__PROVIDED RECORDS__
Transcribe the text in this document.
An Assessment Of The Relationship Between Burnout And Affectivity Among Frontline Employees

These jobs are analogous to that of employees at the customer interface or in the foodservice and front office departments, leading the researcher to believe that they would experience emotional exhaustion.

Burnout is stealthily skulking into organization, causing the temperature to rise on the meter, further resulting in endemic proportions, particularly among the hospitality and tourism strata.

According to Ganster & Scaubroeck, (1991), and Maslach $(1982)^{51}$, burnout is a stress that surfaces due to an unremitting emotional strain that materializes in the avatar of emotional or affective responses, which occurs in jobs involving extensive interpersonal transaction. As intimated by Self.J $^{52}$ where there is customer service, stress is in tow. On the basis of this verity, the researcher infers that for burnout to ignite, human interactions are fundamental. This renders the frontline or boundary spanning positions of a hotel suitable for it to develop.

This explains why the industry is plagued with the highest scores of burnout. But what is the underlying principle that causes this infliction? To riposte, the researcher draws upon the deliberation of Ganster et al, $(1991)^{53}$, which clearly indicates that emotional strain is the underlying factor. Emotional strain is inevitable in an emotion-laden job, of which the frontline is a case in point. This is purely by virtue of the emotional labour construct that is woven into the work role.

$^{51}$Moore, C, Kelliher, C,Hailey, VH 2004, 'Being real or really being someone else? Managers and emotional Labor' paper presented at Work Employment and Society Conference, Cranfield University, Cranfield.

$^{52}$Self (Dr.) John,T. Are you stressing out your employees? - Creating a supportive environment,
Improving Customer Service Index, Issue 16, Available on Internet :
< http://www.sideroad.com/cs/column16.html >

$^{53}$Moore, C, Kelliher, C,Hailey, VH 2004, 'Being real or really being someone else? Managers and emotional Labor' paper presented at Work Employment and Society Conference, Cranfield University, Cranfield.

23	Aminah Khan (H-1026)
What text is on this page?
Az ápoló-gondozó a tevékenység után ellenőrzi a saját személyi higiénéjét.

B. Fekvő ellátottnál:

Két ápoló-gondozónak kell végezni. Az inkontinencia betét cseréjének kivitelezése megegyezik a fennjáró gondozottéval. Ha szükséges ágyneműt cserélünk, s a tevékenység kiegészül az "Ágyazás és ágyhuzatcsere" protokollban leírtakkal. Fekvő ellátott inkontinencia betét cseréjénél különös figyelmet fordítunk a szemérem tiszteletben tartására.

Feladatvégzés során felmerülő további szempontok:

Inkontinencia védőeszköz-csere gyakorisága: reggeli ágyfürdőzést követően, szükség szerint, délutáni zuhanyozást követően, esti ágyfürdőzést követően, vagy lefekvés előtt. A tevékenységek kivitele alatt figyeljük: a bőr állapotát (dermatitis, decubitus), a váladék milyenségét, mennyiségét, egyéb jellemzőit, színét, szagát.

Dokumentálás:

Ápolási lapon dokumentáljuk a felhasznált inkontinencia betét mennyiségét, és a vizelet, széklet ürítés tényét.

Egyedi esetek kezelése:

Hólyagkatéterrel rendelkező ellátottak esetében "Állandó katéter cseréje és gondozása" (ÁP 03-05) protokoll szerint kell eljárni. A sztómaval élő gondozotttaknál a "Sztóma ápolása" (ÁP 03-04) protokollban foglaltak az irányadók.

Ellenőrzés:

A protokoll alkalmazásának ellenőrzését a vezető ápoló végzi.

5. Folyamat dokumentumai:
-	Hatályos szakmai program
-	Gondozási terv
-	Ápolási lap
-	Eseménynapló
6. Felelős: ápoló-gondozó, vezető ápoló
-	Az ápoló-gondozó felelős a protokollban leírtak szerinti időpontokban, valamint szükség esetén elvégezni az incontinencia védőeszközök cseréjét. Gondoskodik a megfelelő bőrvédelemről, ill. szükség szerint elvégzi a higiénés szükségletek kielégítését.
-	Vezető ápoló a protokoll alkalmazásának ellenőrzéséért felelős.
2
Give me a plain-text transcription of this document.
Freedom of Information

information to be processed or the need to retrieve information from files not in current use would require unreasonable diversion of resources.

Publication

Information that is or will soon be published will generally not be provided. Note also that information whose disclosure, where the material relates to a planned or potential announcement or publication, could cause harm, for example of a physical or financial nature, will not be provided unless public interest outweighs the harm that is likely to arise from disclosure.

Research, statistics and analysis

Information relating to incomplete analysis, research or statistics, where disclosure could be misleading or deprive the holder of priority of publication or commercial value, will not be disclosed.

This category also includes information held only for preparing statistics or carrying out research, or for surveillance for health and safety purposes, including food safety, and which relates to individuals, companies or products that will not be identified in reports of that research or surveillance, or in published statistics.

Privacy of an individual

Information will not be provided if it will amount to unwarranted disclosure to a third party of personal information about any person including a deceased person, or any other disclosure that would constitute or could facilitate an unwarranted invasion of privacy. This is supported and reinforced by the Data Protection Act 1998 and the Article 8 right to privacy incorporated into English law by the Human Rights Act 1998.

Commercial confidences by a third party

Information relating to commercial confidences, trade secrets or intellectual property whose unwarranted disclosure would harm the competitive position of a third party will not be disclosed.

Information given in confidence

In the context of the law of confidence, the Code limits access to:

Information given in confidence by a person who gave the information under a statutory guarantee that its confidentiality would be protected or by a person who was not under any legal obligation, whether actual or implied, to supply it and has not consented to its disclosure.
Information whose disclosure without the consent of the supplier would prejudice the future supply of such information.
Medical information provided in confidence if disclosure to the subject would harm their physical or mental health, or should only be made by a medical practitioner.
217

__YOUR INSTRUCTIONS__
All lines above containing the string "jobs" are to be collected.

__EXERCISE SOLUTION__
These jobs are analogous to that of employees at the customer interface or in the foodservice and front office departments, leading the researcher to believe that they would experience emotional exhaustion.
According to Ganster & Scaubroeck, (1991), and Maslach $(1982)^{51}$, burnout is a stress that surfaces due to an unremitting emotional strain that materializes in the avatar of emotional or affective responses, which occurs in jobs involving extensive interpersonal transaction. As intimated by Self.J $^{52}$ where there is customer service, stress is in tow. On the basis of this verity, the researcher infers that for burnout to ignite, human interactions are fundamental. This renders the frontline or boundary spanning positions of a hotel suitable for it to develop.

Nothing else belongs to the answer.